_Stated goal_.
Transcribe the material in full. Nothing should differ except that the pictures are left out.

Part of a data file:
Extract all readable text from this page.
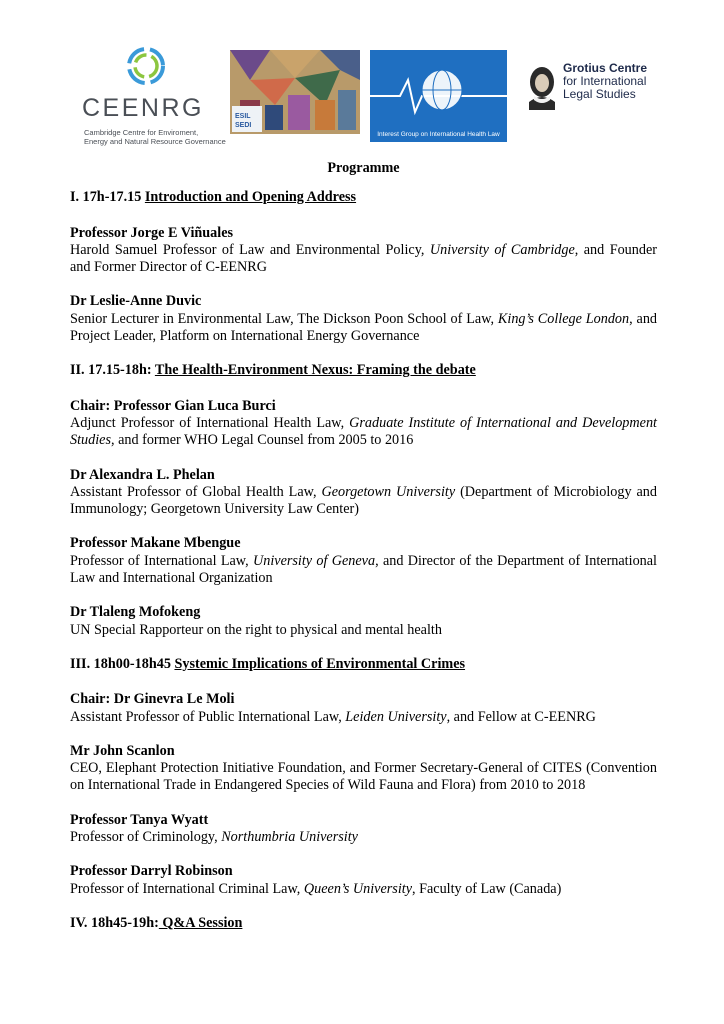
CEENRG
Cambridge Centre for Enviroment,
Energy and Natural Resource Governance
ESIL
SEDI
Interest Group on International Health Law
Grotius Centre
for International
Legal Studies
Programme
I. 17h-17.15 Introduction and Opening Address
Professor Jorge E Viñuales
Harold Samuel Professor of Law and Environmental Policy, University of Cambridge, and Founder and Former Director of C-EENRG
Dr Leslie-Anne Duvic
Senior Lecturer in Environmental Law, The Dickson Poon School of Law, King’s College London, and Project Leader, Platform on International Energy Governance
II. 17.15-18h: The Health-Environment Nexus: Framing the debate
Chair: Professor Gian Luca Burci
Adjunct Professor of International Health Law, Graduate Institute of International and Development Studies, and former WHO Legal Counsel from 2005 to 2016
Dr Alexandra L. Phelan
Assistant Professor of Global Health Law, Georgetown University (Department of Microbiology and Immunology; Georgetown University Law Center)
Professor Makane Mbengue
Professor of International Law, University of Geneva, and Director of the Department of International Law and International Organization
Dr Tlaleng Mofokeng
UN Special Rapporteur on the right to physical and mental health
III. 18h00-18h45 Systemic Implications of Environmental Crimes
Chair: Dr Ginevra Le Moli
Assistant Professor of Public International Law, Leiden University, and Fellow at C-EENRG
Mr John Scanlon
CEO, Elephant Protection Initiative Foundation, and Former Secretary-General of CITES (Convention on International Trade in Endangered Species of Wild Fauna and Flora) from 2010 to 2018
Professor Tanya Wyatt
Professor of Criminology, Northumbria University
Professor Darryl Robinson
Professor of International Criminal Law, Queen’s University, Faculty of Law (Canada)
IV. 18h45-19h: Q&A Session
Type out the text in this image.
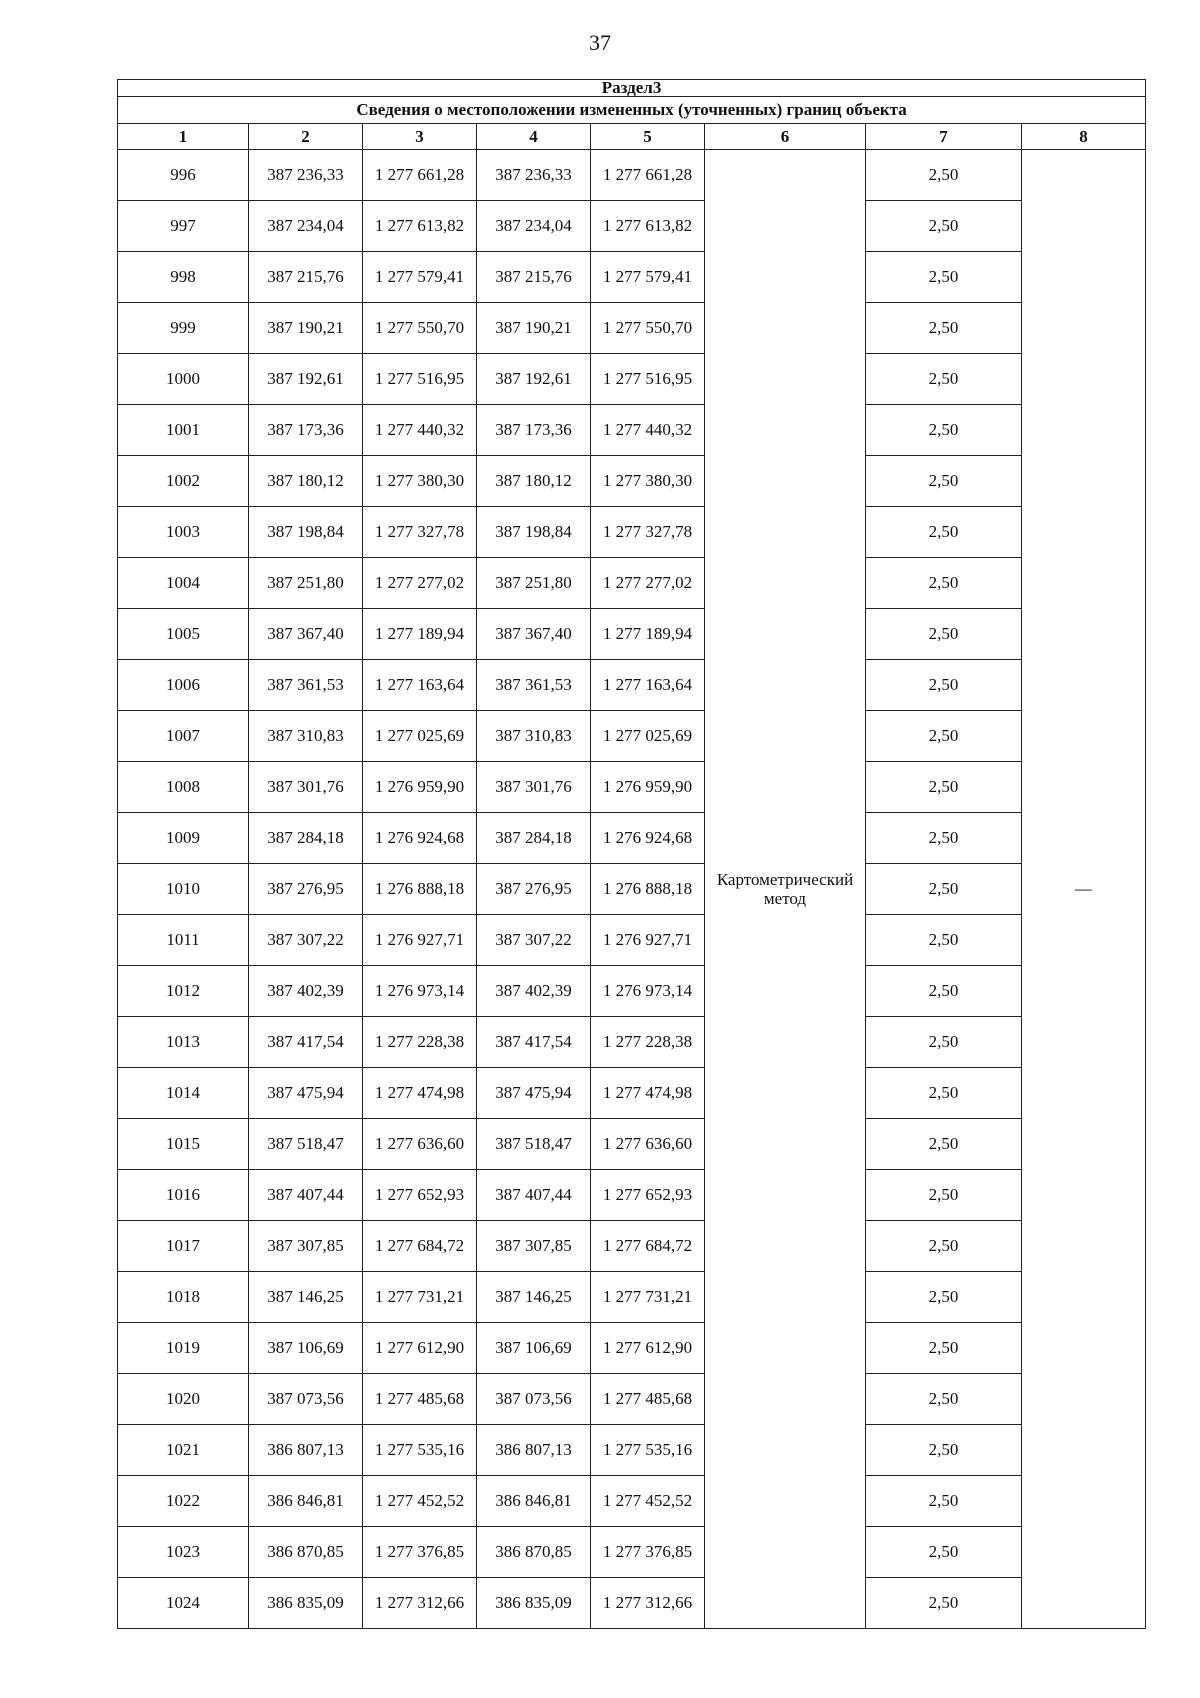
37
Раздел3							
Сведения о местоположении измененных (уточненных) границ объекта							
1	2	3	4	5	6	7	8
996	387 236,33	1 277 661,28	387 236,33	1 277 661,28	Картометрический метод	2,50	—
997	387 234,04	1 277 613,82	387 234,04	1 277 613,82		2,50	
998	387 215,76	1 277 579,41	387 215,76	1 277 579,41		2,50	
999	387 190,21	1 277 550,70	387 190,21	1 277 550,70		2,50	
1000	387 192,61	1 277 516,95	387 192,61	1 277 516,95		2,50	
1001	387 173,36	1 277 440,32	387 173,36	1 277 440,32		2,50	
1002	387 180,12	1 277 380,30	387 180,12	1 277 380,30		2,50	
1003	387 198,84	1 277 327,78	387 198,84	1 277 327,78		2,50	
1004	387 251,80	1 277 277,02	387 251,80	1 277 277,02		2,50	
1005	387 367,40	1 277 189,94	387 367,40	1 277 189,94		2,50	
1006	387 361,53	1 277 163,64	387 361,53	1 277 163,64		2,50	
1007	387 310,83	1 277 025,69	387 310,83	1 277 025,69		2,50	
1008	387 301,76	1 276 959,90	387 301,76	1 276 959,90		2,50	
1009	387 284,18	1 276 924,68	387 284,18	1 276 924,68		2,50	
1010	387 276,95	1 276 888,18	387 276,95	1 276 888,18		2,50	
1011	387 307,22	1 276 927,71	387 307,22	1 276 927,71		2,50	
1012	387 402,39	1 276 973,14	387 402,39	1 276 973,14		2,50	
1013	387 417,54	1 277 228,38	387 417,54	1 277 228,38		2,50	
1014	387 475,94	1 277 474,98	387 475,94	1 277 474,98		2,50	
1015	387 518,47	1 277 636,60	387 518,47	1 277 636,60		2,50	
1016	387 407,44	1 277 652,93	387 407,44	1 277 652,93		2,50	
1017	387 307,85	1 277 684,72	387 307,85	1 277 684,72		2,50	
1018	387 146,25	1 277 731,21	387 146,25	1 277 731,21		2,50	
1019	387 106,69	1 277 612,90	387 106,69	1 277 612,90		2,50	
1020	387 073,56	1 277 485,68	387 073,56	1 277 485,68		2,50	
1021	386 807,13	1 277 535,16	386 807,13	1 277 535,16		2,50	
1022	386 846,81	1 277 452,52	386 846,81	1 277 452,52		2,50	
1023	386 870,85	1 277 376,85	386 870,85	1 277 376,85		2,50	
1024	386 835,09	1 277 312,66	386 835,09	1 277 312,66		2,50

_Output of the exercise_.
Extract all readable text from this page.
CEENRG
Cambridge Centre for Enviroment,
Energy and Natural Resource Governance
ESIL
SEDI
Interest Group on International Health Law
Grotius Centre
for International
Legal Studies
Programme
I. 17h-17.15 Introduction and Opening Address
Professor Jorge E Viñuales
Harold Samuel Professor of Law and Environmental Policy, University of Cambridge, and Founder and Former Director of C-EENRG
Dr Leslie-Anne Duvic
Senior Lecturer in Environmental Law, The Dickson Poon School of Law, King’s College London, and Project Leader, Platform on International Energy Governance
II. 17.15-18h: The Health-Environment Nexus: Framing the debate
Chair: Professor Gian Luca Burci
Adjunct Professor of International Health Law, Graduate Institute of International and Development Studies, and former WHO Legal Counsel from 2005 to 2016
Dr Alexandra L. Phelan
Assistant Professor of Global Health Law, Georgetown University (Department of Microbiology and Immunology; Georgetown University Law Center)
Professor Makane Mbengue
Professor of International Law, University of Geneva, and Director of the Department of International Law and International Organization
Dr Tlaleng Mofokeng
UN Special Rapporteur on the right to physical and mental health
III. 18h00-18h45 Systemic Implications of Environmental Crimes
Chair: Dr Ginevra Le Moli
Assistant Professor of Public International Law, Leiden University, and Fellow at C-EENRG
Mr John Scanlon
CEO, Elephant Protection Initiative Foundation, and Former Secretary-General of CITES (Convention on International Trade in Endangered Species of Wild Fauna and Flora) from 2010 to 2018
Professor Tanya Wyatt
Professor of Criminology, Northumbria University
Professor Darryl Robinson
Professor of International Criminal Law, Queen’s University, Faculty of Law (Canada)
IV. 18h45-19h: Q&A Session
Type out the text in this image.
37
Раздел3							
Сведения о местоположении измененных (уточненных) границ объекта							
1	2	3	4	5	6	7	8
996	387 236,33	1 277 661,28	387 236,33	1 277 661,28	Картометрический метод	2,50	—
997	387 234,04	1 277 613,82	387 234,04	1 277 613,82		2,50	
998	387 215,76	1 277 579,41	387 215,76	1 277 579,41		2,50	
999	387 190,21	1 277 550,70	387 190,21	1 277 550,70		2,50	
1000	387 192,61	1 277 516,95	387 192,61	1 277 516,95		2,50	
1001	387 173,36	1 277 440,32	387 173,36	1 277 440,32		2,50	
1002	387 180,12	1 277 380,30	387 180,12	1 277 380,30		2,50	
1003	387 198,84	1 277 327,78	387 198,84	1 277 327,78		2,50	
1004	387 251,80	1 277 277,02	387 251,80	1 277 277,02		2,50	
1005	387 367,40	1 277 189,94	387 367,40	1 277 189,94		2,50	
1006	387 361,53	1 277 163,64	387 361,53	1 277 163,64		2,50	
1007	387 310,83	1 277 025,69	387 310,83	1 277 025,69		2,50	
1008	387 301,76	1 276 959,90	387 301,76	1 276 959,90		2,50	
1009	387 284,18	1 276 924,68	387 284,18	1 276 924,68		2,50	
1010	387 276,95	1 276 888,18	387 276,95	1 276 888,18		2,50	
1011	387 307,22	1 276 927,71	387 307,22	1 276 927,71		2,50	
1012	387 402,39	1 276 973,14	387 402,39	1 276 973,14		2,50	
1013	387 417,54	1 277 228,38	387 417,54	1 277 228,38		2,50	
1014	387 475,94	1 277 474,98	387 475,94	1 277 474,98		2,50	
1015	387 518,47	1 277 636,60	387 518,47	1 277 636,60		2,50	
1016	387 407,44	1 277 652,93	387 407,44	1 277 652,93		2,50	
1017	387 307,85	1 277 684,72	387 307,85	1 277 684,72		2,50	
1018	387 146,25	1 277 731,21	387 146,25	1 277 731,21		2,50	
1019	387 106,69	1 277 612,90	387 106,69	1 277 612,90		2,50	
1020	387 073,56	1 277 485,68	387 073,56	1 277 485,68		2,50	
1021	386 807,13	1 277 535,16	386 807,13	1 277 535,16		2,50	
1022	386 846,81	1 277 452,52	386 846,81	1 277 452,52		2,50	
1023	386 870,85	1 277 376,85	386 870,85	1 277 376,85		2,50	
1024	386 835,09	1 277 312,66	386 835,09	1 277 312,66		2,50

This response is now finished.